◆ **Required work**
Copy each line that holds "niveau".

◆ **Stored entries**
▬▬▬▬▬▬▬▬▬▬

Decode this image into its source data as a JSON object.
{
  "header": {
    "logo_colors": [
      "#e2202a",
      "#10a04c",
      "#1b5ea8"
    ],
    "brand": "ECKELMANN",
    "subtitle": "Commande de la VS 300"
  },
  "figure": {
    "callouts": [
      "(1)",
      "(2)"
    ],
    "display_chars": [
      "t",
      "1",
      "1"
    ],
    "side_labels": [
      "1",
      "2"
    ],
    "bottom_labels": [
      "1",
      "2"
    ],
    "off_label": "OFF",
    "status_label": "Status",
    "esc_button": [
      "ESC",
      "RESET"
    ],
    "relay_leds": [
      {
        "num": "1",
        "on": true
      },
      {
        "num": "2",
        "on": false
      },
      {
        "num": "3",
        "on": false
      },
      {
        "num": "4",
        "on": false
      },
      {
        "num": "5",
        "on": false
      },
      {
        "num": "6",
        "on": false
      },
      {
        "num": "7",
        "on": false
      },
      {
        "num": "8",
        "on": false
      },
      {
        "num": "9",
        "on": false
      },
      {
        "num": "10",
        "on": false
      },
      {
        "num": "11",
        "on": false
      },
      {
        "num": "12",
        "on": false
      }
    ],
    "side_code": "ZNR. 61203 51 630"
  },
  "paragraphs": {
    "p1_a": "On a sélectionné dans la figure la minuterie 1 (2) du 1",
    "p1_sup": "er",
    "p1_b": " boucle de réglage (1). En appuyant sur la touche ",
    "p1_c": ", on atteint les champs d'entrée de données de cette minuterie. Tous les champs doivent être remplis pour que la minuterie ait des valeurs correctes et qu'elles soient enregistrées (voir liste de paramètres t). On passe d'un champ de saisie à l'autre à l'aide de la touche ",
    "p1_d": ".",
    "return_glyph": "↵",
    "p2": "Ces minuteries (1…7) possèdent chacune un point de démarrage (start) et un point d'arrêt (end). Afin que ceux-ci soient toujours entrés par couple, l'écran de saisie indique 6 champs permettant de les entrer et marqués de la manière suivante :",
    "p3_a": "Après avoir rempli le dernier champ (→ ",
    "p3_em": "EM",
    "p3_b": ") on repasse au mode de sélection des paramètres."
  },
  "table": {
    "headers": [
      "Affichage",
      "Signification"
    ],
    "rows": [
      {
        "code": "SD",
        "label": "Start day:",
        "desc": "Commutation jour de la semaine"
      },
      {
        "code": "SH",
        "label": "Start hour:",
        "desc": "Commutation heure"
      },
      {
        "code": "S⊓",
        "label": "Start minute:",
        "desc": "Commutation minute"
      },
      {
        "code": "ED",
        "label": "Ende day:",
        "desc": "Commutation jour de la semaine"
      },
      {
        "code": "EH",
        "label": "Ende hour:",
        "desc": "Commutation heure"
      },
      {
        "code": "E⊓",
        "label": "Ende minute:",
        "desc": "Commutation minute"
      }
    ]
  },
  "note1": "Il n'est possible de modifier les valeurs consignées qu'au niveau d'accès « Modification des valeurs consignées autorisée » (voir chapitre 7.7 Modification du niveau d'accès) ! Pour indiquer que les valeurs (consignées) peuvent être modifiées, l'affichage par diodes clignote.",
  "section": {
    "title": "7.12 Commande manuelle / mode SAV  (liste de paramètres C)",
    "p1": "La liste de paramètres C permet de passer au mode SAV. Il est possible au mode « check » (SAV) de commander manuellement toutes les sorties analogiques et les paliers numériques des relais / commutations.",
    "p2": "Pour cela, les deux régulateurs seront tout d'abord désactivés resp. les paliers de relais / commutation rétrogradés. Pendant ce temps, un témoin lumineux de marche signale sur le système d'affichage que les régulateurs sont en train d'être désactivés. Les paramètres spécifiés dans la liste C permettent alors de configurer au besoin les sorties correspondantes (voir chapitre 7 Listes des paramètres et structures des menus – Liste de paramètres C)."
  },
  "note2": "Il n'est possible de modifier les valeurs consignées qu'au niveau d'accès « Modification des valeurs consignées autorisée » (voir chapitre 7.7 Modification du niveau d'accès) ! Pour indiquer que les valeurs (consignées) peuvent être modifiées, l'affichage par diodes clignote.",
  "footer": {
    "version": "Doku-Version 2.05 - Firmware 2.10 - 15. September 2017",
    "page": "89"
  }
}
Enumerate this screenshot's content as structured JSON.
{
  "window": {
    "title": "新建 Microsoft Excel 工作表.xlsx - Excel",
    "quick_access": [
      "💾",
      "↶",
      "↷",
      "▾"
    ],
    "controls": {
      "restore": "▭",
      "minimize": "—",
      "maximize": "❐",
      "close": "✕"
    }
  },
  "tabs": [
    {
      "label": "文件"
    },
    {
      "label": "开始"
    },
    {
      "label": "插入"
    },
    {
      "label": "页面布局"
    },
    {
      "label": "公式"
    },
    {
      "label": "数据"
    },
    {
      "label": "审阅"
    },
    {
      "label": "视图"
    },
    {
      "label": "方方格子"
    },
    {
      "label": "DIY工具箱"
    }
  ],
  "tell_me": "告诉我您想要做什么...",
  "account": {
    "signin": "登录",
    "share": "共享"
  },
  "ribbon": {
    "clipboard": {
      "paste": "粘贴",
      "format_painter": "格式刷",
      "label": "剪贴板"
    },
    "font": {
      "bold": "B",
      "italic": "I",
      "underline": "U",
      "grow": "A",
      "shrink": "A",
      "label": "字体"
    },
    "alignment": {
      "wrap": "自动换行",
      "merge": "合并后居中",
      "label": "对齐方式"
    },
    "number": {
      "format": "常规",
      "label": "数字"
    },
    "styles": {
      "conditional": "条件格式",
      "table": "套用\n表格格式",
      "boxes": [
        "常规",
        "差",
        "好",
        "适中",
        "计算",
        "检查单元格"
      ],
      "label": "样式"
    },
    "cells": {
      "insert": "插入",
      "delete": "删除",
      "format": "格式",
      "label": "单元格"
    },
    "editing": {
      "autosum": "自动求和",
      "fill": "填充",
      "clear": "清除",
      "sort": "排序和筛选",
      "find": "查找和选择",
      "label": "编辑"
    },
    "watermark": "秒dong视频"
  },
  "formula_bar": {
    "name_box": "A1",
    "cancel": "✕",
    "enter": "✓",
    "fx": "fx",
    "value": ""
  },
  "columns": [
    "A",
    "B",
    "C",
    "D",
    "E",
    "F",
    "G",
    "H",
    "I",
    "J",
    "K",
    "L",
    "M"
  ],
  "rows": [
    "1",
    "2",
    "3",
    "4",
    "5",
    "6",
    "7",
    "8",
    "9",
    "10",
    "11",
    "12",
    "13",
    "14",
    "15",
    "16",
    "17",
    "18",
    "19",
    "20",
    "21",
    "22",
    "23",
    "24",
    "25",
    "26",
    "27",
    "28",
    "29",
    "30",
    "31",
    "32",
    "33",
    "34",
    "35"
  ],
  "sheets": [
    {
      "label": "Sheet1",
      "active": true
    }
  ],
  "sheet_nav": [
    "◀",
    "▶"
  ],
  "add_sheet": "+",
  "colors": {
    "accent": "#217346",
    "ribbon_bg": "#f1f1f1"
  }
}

▬▬▬▬▬▬▬▬▬▬

◆ **In response**
  "note1": "Il n'est possible de modifier les valeurs consignées qu'au niveau d'accès « Modification des valeurs consignées autorisée » (voir chapitre 7.7 Modification du niveau d'accès) ! Pour indiquer que les valeurs (consignées) peuvent être modifiées, l'affichage par diodes clignote.",
  "note2": "Il n'est possible de modifier les valeurs consignées qu'au niveau d'accès « Modification des valeurs consignées autorisée » (voir chapitre 7.7 Modification du niveau d'accès) ! Pour indiquer que les valeurs (consignées) peuvent être modifiées, l'affichage par diodes clignote.",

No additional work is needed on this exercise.